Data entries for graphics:
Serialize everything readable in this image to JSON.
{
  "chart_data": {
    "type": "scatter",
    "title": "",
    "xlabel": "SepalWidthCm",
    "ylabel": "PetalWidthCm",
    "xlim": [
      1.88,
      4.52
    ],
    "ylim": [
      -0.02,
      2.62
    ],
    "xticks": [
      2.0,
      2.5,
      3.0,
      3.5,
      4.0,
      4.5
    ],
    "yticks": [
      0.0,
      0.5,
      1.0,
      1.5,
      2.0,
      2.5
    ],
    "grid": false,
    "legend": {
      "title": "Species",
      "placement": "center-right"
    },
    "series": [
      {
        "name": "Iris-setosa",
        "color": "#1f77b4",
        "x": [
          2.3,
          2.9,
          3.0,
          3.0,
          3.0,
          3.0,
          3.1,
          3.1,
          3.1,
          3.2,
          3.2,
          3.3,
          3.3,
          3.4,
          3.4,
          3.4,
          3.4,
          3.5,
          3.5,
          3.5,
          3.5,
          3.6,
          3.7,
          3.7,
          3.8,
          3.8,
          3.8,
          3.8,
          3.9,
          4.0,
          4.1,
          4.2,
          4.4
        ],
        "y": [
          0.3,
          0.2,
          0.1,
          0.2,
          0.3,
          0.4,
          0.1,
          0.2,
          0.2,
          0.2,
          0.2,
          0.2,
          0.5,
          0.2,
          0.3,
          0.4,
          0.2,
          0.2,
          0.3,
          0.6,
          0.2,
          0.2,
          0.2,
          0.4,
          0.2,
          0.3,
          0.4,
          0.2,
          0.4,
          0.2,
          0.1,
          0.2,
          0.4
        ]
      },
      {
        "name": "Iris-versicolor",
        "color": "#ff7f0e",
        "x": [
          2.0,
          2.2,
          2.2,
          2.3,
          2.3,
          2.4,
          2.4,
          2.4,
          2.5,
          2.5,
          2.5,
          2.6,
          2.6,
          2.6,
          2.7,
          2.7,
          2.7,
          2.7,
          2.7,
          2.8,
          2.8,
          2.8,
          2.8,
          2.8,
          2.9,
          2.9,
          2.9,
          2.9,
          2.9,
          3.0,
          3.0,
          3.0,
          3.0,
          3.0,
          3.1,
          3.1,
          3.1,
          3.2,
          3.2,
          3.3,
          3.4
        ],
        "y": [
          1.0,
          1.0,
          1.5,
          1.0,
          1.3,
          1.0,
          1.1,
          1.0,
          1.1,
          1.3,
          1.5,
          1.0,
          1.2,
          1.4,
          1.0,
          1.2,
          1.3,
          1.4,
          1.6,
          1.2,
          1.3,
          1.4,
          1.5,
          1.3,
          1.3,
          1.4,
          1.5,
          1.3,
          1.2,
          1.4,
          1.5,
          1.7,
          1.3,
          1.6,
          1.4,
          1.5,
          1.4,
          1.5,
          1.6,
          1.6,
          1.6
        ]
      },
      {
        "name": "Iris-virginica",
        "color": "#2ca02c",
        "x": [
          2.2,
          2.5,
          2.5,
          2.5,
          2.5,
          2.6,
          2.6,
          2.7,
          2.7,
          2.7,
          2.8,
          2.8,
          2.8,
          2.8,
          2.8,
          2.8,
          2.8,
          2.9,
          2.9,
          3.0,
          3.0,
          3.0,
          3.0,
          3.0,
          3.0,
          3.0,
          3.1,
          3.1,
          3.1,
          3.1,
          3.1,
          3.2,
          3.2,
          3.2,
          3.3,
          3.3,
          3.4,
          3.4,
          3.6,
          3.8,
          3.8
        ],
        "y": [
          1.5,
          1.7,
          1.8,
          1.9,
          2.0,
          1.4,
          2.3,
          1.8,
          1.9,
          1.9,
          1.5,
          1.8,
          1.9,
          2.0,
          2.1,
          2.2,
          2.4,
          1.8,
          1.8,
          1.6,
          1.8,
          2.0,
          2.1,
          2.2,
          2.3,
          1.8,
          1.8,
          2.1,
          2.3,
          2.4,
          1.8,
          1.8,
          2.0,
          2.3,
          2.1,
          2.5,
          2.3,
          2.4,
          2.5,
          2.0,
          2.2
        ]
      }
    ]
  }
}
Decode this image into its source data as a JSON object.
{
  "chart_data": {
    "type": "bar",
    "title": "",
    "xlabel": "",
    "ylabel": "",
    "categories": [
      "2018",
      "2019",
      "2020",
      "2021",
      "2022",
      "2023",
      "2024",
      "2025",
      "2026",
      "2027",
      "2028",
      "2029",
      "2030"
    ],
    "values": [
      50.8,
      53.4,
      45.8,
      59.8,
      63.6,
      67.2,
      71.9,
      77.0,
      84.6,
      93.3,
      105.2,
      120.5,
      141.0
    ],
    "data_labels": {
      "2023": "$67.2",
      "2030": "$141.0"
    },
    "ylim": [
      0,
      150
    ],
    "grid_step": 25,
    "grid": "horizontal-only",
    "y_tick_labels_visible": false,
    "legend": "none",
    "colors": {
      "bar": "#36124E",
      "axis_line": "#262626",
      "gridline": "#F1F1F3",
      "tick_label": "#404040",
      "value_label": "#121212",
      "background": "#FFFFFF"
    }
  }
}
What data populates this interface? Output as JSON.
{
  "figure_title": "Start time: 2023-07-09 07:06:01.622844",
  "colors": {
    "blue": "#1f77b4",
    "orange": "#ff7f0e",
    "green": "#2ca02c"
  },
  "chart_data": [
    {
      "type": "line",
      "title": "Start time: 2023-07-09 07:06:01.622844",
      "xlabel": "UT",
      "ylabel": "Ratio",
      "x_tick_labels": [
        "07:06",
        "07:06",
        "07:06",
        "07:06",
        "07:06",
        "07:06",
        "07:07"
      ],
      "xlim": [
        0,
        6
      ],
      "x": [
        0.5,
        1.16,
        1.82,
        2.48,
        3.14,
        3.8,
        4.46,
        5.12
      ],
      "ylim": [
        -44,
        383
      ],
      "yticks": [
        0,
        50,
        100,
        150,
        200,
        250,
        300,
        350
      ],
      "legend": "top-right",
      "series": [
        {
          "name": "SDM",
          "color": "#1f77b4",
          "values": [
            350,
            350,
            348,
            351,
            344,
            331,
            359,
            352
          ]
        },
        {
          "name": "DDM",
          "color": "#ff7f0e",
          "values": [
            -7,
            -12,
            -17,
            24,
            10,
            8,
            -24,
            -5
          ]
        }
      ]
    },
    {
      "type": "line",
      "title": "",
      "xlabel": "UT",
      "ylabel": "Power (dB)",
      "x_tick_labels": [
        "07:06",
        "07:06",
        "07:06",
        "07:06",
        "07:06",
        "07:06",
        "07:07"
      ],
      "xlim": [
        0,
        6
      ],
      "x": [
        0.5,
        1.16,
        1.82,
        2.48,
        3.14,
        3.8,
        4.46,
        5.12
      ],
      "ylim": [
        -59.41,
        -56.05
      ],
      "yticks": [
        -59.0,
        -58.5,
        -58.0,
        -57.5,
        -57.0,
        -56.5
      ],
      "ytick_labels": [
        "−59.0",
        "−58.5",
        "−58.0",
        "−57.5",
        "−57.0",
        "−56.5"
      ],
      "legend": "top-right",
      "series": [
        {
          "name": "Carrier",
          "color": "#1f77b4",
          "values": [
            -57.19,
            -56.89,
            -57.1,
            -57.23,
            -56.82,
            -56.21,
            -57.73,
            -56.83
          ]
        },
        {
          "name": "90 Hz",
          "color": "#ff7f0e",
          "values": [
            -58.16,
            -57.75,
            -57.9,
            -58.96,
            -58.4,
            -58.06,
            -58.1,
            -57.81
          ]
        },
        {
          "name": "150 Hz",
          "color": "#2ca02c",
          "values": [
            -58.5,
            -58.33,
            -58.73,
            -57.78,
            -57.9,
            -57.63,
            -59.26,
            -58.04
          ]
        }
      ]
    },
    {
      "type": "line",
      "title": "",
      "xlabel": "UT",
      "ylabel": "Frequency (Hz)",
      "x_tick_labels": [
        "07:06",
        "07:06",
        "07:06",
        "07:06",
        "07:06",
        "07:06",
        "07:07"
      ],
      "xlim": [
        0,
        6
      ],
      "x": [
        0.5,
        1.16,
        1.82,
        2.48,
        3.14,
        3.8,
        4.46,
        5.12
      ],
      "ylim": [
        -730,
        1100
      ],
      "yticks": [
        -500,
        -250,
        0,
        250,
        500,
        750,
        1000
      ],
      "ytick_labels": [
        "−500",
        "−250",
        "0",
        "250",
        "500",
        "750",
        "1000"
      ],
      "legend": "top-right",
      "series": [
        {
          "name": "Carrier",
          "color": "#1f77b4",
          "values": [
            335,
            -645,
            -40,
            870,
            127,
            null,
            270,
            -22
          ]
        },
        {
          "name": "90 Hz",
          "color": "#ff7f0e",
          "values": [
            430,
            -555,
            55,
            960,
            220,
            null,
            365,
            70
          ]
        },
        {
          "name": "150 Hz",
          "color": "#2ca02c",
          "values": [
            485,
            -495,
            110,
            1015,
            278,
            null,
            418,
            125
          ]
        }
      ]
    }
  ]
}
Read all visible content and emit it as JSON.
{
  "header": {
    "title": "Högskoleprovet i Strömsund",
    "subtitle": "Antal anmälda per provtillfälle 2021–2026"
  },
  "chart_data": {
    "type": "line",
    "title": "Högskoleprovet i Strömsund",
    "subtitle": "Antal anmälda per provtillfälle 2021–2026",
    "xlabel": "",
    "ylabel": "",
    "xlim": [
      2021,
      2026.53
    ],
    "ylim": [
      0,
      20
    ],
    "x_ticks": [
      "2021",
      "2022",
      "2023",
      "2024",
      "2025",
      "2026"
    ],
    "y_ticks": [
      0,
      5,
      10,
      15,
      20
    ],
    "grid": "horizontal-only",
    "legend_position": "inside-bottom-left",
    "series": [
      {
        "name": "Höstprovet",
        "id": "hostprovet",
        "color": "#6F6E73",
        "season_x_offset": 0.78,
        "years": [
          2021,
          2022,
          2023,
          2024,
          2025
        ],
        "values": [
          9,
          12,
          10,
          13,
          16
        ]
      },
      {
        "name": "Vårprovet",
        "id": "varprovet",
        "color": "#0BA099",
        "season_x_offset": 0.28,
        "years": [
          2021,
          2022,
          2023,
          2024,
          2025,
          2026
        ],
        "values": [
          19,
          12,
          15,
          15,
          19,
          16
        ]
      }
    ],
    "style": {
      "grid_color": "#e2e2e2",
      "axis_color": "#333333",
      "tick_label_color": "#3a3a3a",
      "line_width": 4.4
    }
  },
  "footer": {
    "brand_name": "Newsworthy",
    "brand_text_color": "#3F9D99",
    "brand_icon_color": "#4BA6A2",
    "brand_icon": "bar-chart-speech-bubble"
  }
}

▶ **What the task requires**
Search the data above for lines holding "false" and copy each of them.

▶ **Output of the exercise**
    "grid": false,
    "y_tick_labels_visible": false,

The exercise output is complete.